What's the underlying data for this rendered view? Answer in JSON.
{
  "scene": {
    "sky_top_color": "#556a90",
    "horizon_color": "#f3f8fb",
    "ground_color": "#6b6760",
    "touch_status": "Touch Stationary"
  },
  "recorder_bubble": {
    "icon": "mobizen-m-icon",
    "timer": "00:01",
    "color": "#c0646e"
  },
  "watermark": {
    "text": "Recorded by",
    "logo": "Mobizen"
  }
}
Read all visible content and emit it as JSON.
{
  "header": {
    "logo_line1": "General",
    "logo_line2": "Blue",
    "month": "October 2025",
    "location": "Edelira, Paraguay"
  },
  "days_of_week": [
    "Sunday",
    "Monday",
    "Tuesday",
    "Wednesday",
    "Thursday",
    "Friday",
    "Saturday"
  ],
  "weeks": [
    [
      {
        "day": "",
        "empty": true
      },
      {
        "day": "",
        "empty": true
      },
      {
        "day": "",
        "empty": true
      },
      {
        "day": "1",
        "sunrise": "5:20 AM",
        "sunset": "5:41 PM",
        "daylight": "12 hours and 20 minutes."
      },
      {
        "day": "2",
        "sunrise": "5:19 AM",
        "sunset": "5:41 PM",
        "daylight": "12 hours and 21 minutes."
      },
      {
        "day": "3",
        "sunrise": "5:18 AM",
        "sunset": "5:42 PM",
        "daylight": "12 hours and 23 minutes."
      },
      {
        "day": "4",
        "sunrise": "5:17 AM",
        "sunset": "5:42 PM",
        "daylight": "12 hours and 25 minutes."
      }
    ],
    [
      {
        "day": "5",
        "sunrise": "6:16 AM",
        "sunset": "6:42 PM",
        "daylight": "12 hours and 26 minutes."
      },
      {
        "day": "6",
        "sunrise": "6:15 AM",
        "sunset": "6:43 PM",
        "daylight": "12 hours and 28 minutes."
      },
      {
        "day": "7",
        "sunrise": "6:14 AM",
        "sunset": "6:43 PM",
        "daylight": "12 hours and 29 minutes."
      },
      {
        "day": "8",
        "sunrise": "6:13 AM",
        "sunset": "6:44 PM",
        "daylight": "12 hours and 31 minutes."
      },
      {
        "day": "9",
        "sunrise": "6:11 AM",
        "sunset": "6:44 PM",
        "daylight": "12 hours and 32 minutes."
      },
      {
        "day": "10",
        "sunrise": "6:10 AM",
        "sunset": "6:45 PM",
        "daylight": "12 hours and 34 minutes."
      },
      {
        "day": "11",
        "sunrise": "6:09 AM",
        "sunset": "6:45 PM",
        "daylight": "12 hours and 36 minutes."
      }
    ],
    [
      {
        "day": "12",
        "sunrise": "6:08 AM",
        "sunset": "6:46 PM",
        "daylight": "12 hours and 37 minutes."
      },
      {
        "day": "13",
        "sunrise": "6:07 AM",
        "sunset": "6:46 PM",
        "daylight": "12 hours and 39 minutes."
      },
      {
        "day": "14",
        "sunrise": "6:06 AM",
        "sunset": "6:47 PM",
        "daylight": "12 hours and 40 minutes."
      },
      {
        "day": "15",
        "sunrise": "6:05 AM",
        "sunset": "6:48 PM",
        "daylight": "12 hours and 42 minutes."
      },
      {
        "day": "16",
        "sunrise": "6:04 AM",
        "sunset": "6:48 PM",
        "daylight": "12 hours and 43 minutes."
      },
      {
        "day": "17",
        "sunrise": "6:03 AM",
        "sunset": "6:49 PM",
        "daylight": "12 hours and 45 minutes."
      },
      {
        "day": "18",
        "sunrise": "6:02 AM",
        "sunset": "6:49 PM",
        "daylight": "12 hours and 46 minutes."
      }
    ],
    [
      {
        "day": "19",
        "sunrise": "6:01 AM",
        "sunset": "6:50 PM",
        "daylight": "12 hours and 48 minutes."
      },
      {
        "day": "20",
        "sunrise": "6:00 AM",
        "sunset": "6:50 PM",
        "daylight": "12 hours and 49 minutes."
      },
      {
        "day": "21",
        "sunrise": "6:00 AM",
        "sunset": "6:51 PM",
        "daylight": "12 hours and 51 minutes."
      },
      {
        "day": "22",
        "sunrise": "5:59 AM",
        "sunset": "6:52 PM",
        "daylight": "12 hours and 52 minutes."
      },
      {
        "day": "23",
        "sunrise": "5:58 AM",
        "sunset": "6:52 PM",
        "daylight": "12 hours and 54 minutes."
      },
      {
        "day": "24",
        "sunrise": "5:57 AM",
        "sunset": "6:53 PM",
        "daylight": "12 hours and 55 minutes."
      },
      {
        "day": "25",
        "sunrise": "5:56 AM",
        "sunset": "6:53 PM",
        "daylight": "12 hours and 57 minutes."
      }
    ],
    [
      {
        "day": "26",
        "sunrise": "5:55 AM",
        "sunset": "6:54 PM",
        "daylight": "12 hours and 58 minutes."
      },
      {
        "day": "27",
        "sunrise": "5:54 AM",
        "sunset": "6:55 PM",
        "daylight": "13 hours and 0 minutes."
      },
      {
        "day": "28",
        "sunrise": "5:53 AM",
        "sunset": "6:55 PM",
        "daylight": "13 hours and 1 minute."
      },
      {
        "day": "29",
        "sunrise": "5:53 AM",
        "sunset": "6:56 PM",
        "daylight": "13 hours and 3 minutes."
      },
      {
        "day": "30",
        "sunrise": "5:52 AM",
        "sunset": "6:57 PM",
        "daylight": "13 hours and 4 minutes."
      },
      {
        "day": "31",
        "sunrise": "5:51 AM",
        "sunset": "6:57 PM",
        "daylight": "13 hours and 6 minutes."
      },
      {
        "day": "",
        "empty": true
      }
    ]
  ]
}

CHALLENGE => Transcribe all entries exactly as they are given.

COMPLETE OUTPUT =>
What's the underlying data for this rendered view? Answer in JSON.
{
  "scene": {
    "sky_top_color": "#556a90",
    "horizon_color": "#f3f8fb",
    "ground_color": "#6b6760",
    "touch_status": "Touch Stationary"
  },
  "recorder_bubble": {
    "icon": "mobizen-m-icon",
    "timer": "00:01",
    "color": "#c0646e"
  },
  "watermark": {
    "text": "Recorded by",
    "logo": "Mobizen"
  }
}
Read all visible content and emit it as JSON.
{
  "header": {
    "logo_line1": "General",
    "logo_line2": "Blue",
    "month": "October 2025",
    "location": "Edelira, Paraguay"
  },
  "days_of_week": [
    "Sunday",
    "Monday",
    "Tuesday",
    "Wednesday",
    "Thursday",
    "Friday",
    "Saturday"
  ],
  "weeks": [
    [
      {
        "day": "",
        "empty": true
      },
      {
        "day": "",
        "empty": true
      },
      {
        "day": "",
        "empty": true
      },
      {
        "day": "1",
        "sunrise": "5:20 AM",
        "sunset": "5:41 PM",
        "daylight": "12 hours and 20 minutes."
      },
      {
        "day": "2",
        "sunrise": "5:19 AM",
        "sunset": "5:41 PM",
        "daylight": "12 hours and 21 minutes."
      },
      {
        "day": "3",
        "sunrise": "5:18 AM",
        "sunset": "5:42 PM",
        "daylight": "12 hours and 23 minutes."
      },
      {
        "day": "4",
        "sunrise": "5:17 AM",
        "sunset": "5:42 PM",
        "daylight": "12 hours and 25 minutes."
      }
    ],
    [
      {
        "day": "5",
        "sunrise": "6:16 AM",
        "sunset": "6:42 PM",
        "daylight": "12 hours and 26 minutes."
      },
      {
        "day": "6",
        "sunrise": "6:15 AM",
        "sunset": "6:43 PM",
        "daylight": "12 hours and 28 minutes."
      },
      {
        "day": "7",
        "sunrise": "6:14 AM",
        "sunset": "6:43 PM",
        "daylight": "12 hours and 29 minutes."
      },
      {
        "day": "8",
        "sunrise": "6:13 AM",
        "sunset": "6:44 PM",
        "daylight": "12 hours and 31 minutes."
      },
      {
        "day": "9",
        "sunrise": "6:11 AM",
        "sunset": "6:44 PM",
        "daylight": "12 hours and 32 minutes."
      },
      {
        "day": "10",
        "sunrise": "6:10 AM",
        "sunset": "6:45 PM",
        "daylight": "12 hours and 34 minutes."
      },
      {
        "day": "11",
        "sunrise": "6:09 AM",
        "sunset": "6:45 PM",
        "daylight": "12 hours and 36 minutes."
      }
    ],
    [
      {
        "day": "12",
        "sunrise": "6:08 AM",
        "sunset": "6:46 PM",
        "daylight": "12 hours and 37 minutes."
      },
      {
        "day": "13",
        "sunrise": "6:07 AM",
        "sunset": "6:46 PM",
        "daylight": "12 hours and 39 minutes."
      },
      {
        "day": "14",
        "sunrise": "6:06 AM",
        "sunset": "6:47 PM",
        "daylight": "12 hours and 40 minutes."
      },
      {
        "day": "15",
        "sunrise": "6:05 AM",
        "sunset": "6:48 PM",
        "daylight": "12 hours and 42 minutes."
      },
      {
        "day": "16",
        "sunrise": "6:04 AM",
        "sunset": "6:48 PM",
        "daylight": "12 hours and 43 minutes."
      },
      {
        "day": "17",
        "sunrise": "6:03 AM",
        "sunset": "6:49 PM",
        "daylight": "12 hours and 45 minutes."
      },
      {
        "day": "18",
        "sunrise": "6:02 AM",
        "sunset": "6:49 PM",
        "daylight": "12 hours and 46 minutes."
      }
    ],
    [
      {
        "day": "19",
        "sunrise": "6:01 AM",
        "sunset": "6:50 PM",
        "daylight": "12 hours and 48 minutes."
      },
      {
        "day": "20",
        "sunrise": "6:00 AM",
        "sunset": "6:50 PM",
        "daylight": "12 hours and 49 minutes."
      },
      {
        "day": "21",
        "sunrise": "6:00 AM",
        "sunset": "6:51 PM",
        "daylight": "12 hours and 51 minutes."
      },
      {
        "day": "22",
        "sunrise": "5:59 AM",
        "sunset": "6:52 PM",
        "daylight": "12 hours and 52 minutes."
      },
      {
        "day": "23",
        "sunrise": "5:58 AM",
        "sunset": "6:52 PM",
        "daylight": "12 hours and 54 minutes."
      },
      {
        "day": "24",
        "sunrise": "5:57 AM",
        "sunset": "6:53 PM",
        "daylight": "12 hours and 55 minutes."
      },
      {
        "day": "25",
        "sunrise": "5:56 AM",
        "sunset": "6:53 PM",
        "daylight": "12 hours and 57 minutes."
      }
    ],
    [
      {
        "day": "26",
        "sunrise": "5:55 AM",
        "sunset": "6:54 PM",
        "daylight": "12 hours and 58 minutes."
      },
      {
        "day": "27",
        "sunrise": "5:54 AM",
        "sunset": "6:55 PM",
        "daylight": "13 hours and 0 minutes."
      },
      {
        "day": "28",
        "sunrise": "5:53 AM",
        "sunset": "6:55 PM",
        "daylight": "13 hours and 1 minute."
      },
      {
        "day": "29",
        "sunrise": "5:53 AM",
        "sunset": "6:56 PM",
        "daylight": "13 hours and 3 minutes."
      },
      {
        "day": "30",
        "sunrise": "5:52 AM",
        "sunset": "6:57 PM",
        "daylight": "13 hours and 4 minutes."
      },
      {
        "day": "31",
        "sunrise": "5:51 AM",
        "sunset": "6:57 PM",
        "daylight": "13 hours and 6 minutes."
      },
      {
        "day": "",
        "empty": true
      }
    ]
  ]
}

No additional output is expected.